**Document text:**
*-*-*
4) in the woopsistring class : the strings aren't stored as arrays of u32 because it would waste space, they are still stored as arrays of char.

To support utf8 this way, it is needed to implement 2 functions :

1) for Loops/iterators on the string : given a position in the string, one function that is able to return the next utf-8 token

2) for random read a fonction that is able to return the ith utf-8 token in the string.

function 2 will be slow but it doesn't matter because function 1 is very fast and much much more important as it allows you to loop other the utf_8 string and so to

render the string compute it's length (for wrapping purposes) compute it's width even if the font is not of fixed width (there are apis in the freetype to get how much the advance the font, without rendering it)

Ant on 2009-12-15 at 23:02 said:

Sounds good!

Wordpress has mangled the formatting in your comment, I’m afraid. When posting code wrap it in the following HTML:

<pre lang=“cpp”> Code here </pre>

That’ll stop it getting mangled, and syntax highlight it too.
*-*-*
**Raw data:**

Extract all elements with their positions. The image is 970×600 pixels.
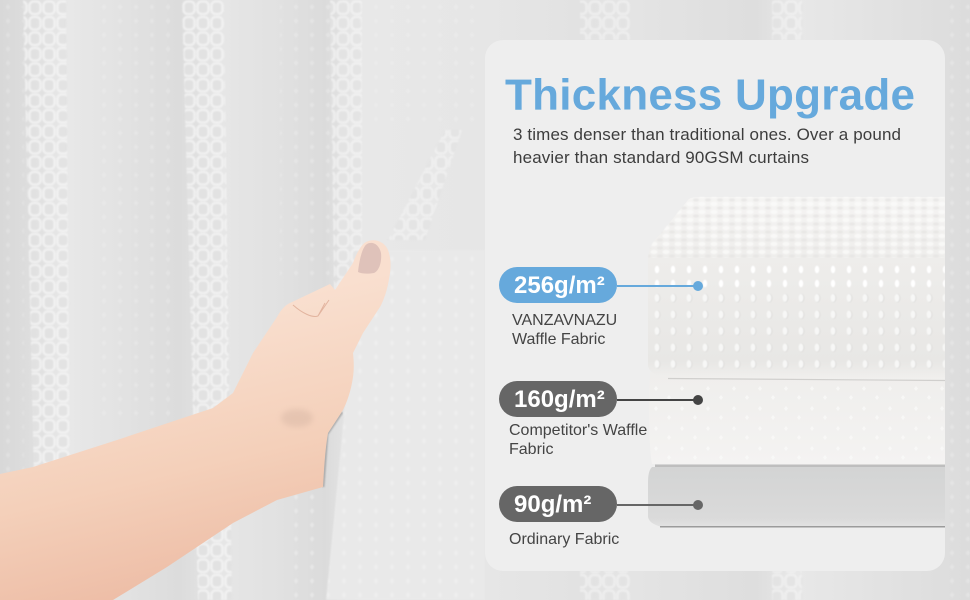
- callout: 256 g/m²: Waffle Fabric: [512, 331, 605, 348]
- icon: wrist shadow: [281, 409, 313, 427]
- description text: heavier than standard 90GSM curtains: [513, 148, 809, 167]
- callout: 256 g/m²: VANZAVNAZU: [512, 312, 617, 329]
- callout: 90 g/m²: 90g/m²: [514, 491, 591, 518]
- competitor fabric layer: [654, 386, 945, 467]
- ordinary fabric layer: [648, 467, 945, 528]
- title: Thickness Upgrade: [505, 70, 915, 120]
- description text: 3 times denser than traditional ones. Over a pound: [513, 125, 901, 144]
- callout: 160 g/m²: 160g/m²: [514, 386, 605, 413]
- panel: thickness upgrade: [485, 40, 945, 571]
- fabric stack: [648, 197, 945, 528]
- icon: finger crease: [293, 300, 329, 316]
- callout: 256 g/m²: [499, 267, 703, 348]
- description text: [513, 125, 901, 167]
- callout: 90 g/m²: Ordinary Fabric: [509, 531, 619, 548]
- callout: 160 g/m²: [499, 381, 703, 458]
- callout: 160 g/m²: Competitor's Waffle: [509, 422, 647, 439]
- icon: hand pulling curtain: [0, 240, 391, 600]
- callout: 256 g/m²: 256g/m²: [514, 272, 605, 299]
- callout: 90 g/m²: [499, 486, 703, 548]
- callout: 160 g/m²: Fabric: [509, 441, 553, 458]
- icon: thumb nail: [358, 243, 381, 274]
- vanzavnazu waffle fabric layer: [648, 197, 945, 380]
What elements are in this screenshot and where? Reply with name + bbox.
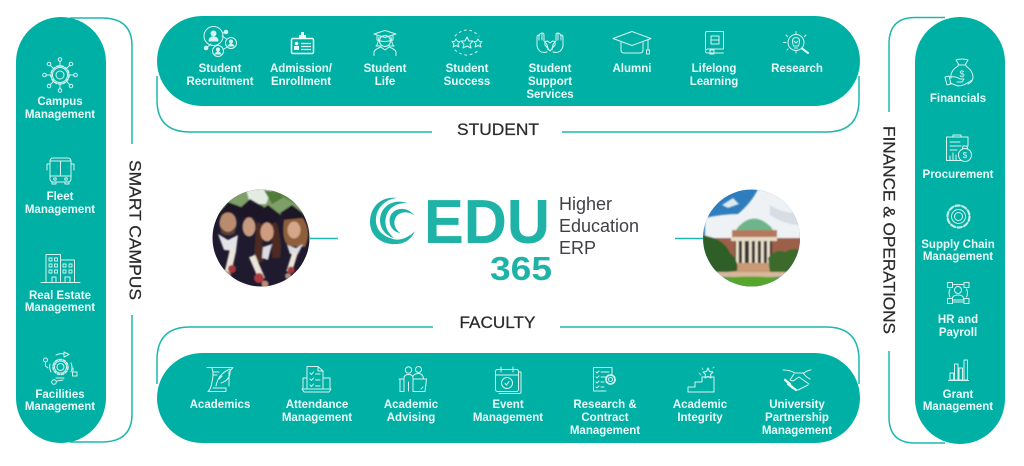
icon: academics scroll and quill [207,368,233,392]
label: student success: Student [446,63,489,75]
icon: research bulb magnifier [784,32,808,53]
logo: EDU wordmark: EDU [424,188,550,257]
logo: tagline: Education [559,216,639,236]
icon: supply chain gears [948,206,970,228]
label: campus management: Management [25,109,95,121]
outline: faculty bracket [157,327,859,384]
label: university partnership management: Management [762,425,832,437]
panel: faculty [157,314,860,443]
collars [218,234,238,251]
icon: grant bar chart [948,360,968,380]
icon: student life graduate [374,30,396,56]
panel: smart campus [16,17,144,443]
icon: attendance management [302,366,331,392]
icon: academic advising [399,366,426,392]
hair [254,222,281,262]
icon: admission id badge [292,32,314,54]
icon: academic integrity stairs [688,367,714,392]
label: academic advising: Advising [387,412,435,424]
icon: partnership handshake [783,370,811,390]
label: student life: Student [364,63,407,75]
icon: fleet bus [47,158,74,184]
label: academic integrity: Integrity [677,412,723,424]
label: university partnership management: Partnership [765,412,829,424]
label: facilities management: Facilities [35,389,85,401]
outline: finance bracket [889,18,945,443]
pill: finance [915,17,1005,444]
icon: student support hands [537,33,563,52]
icon: campus management [43,58,77,92]
label: facilities management: Management [25,401,95,413]
label: student support services: Student [529,63,572,75]
pill: smart campus [16,17,106,443]
heading: student: STUDENT [457,121,539,139]
label: student life: Life [375,76,395,88]
icon: event calendar [496,367,521,394]
label: event management: Management [473,412,543,424]
icon: student recruitment [204,26,236,56]
label: academics: Academics [190,399,250,411]
label: attendance management: Management [282,412,352,424]
outline: student bracket [157,76,859,132]
heading: smart campus: SMART CAMPUS [126,160,144,300]
label: procurement: Procurement [923,169,994,181]
label: event management: Event [492,399,524,411]
label: real estate management: Real Estate [29,290,91,302]
icon: lifelong learning book [706,32,724,54]
panel: student [157,16,860,139]
label: research and contract management: Management [570,425,640,437]
icon: procurement clipboard: $ [963,151,968,160]
label: attendance management: Attendance [286,399,348,411]
icon: student success stars [452,30,482,55]
icon: facilities gear [44,352,77,384]
photo: campus building [703,189,801,290]
label: hr and payroll: HR and [938,314,978,326]
photo: graduates [212,189,310,288]
label: supply chain management: Supply Chain [921,239,995,251]
label: admission enrollment: Enrollment [271,76,331,88]
icon: alumni cap [613,32,651,54]
icon: hr and payroll [948,282,969,304]
label: hr and payroll: Payroll [939,327,977,339]
label: research and contract management: Research & [573,399,637,411]
heading: finance and operations: FINANCE & OPERATIONS [880,126,898,334]
label: academic integrity: Academic [673,399,728,411]
faces [220,212,236,234]
pill: student [157,16,860,106]
label: admission enrollment: Admission/ [270,63,333,75]
outline: smart campus bracket [70,18,132,442]
label: academic advising: Academic [384,399,439,411]
logo: tagline: ERP [559,238,596,258]
icon: financials money bag: $ [959,69,965,79]
label: real estate management: Management [25,302,95,314]
caps [216,202,244,218]
label: research and contract management: Contract [581,412,629,424]
logo: tagline: Higher [559,194,612,214]
label: campus management: Campus [37,96,83,108]
center: logo and photos [212,188,801,290]
logo: swirl [370,198,415,244]
label: lifelong learning: Learning [690,76,738,88]
label: grant management: Grant [943,389,974,401]
connector: left [310,238,338,240]
label: alumni: Alumni [613,63,651,75]
icon: research and contract document [594,368,615,391]
label: student success: Success [444,76,490,88]
pill: faculty [157,353,860,443]
icon: real estate buildings [41,254,80,282]
diplomas [228,250,233,272]
label: supply chain management: Management [923,251,993,263]
label: student recruitment: Student [199,63,242,75]
label: university partnership management: University [769,399,825,411]
label: fleet management: Management [25,204,95,216]
label: research: Research [771,63,823,75]
label: grant management: Management [923,401,993,413]
logo: 365: 365 [490,250,552,287]
label: student support services: Services [526,89,574,101]
label: student support services: Support [528,76,572,88]
icon: procurement clipboard [946,135,972,162]
connector: right [675,238,703,240]
label: financials: Financials [930,93,986,105]
label: lifelong learning: Lifelong [692,63,736,75]
label: student recruitment: Recruitment [186,76,254,88]
label: fleet management: Fleet [47,191,74,203]
panel: finance and operations [880,17,1005,444]
heading: faculty: FACULTY [460,314,536,332]
icon: financials money bag [945,59,973,86]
*-*-*
**Stated goal:** According to the forum thread, how are strings stored in the woopsistring class?

**Task result:** As arrays of char, not arrays of u32, since that would waste space.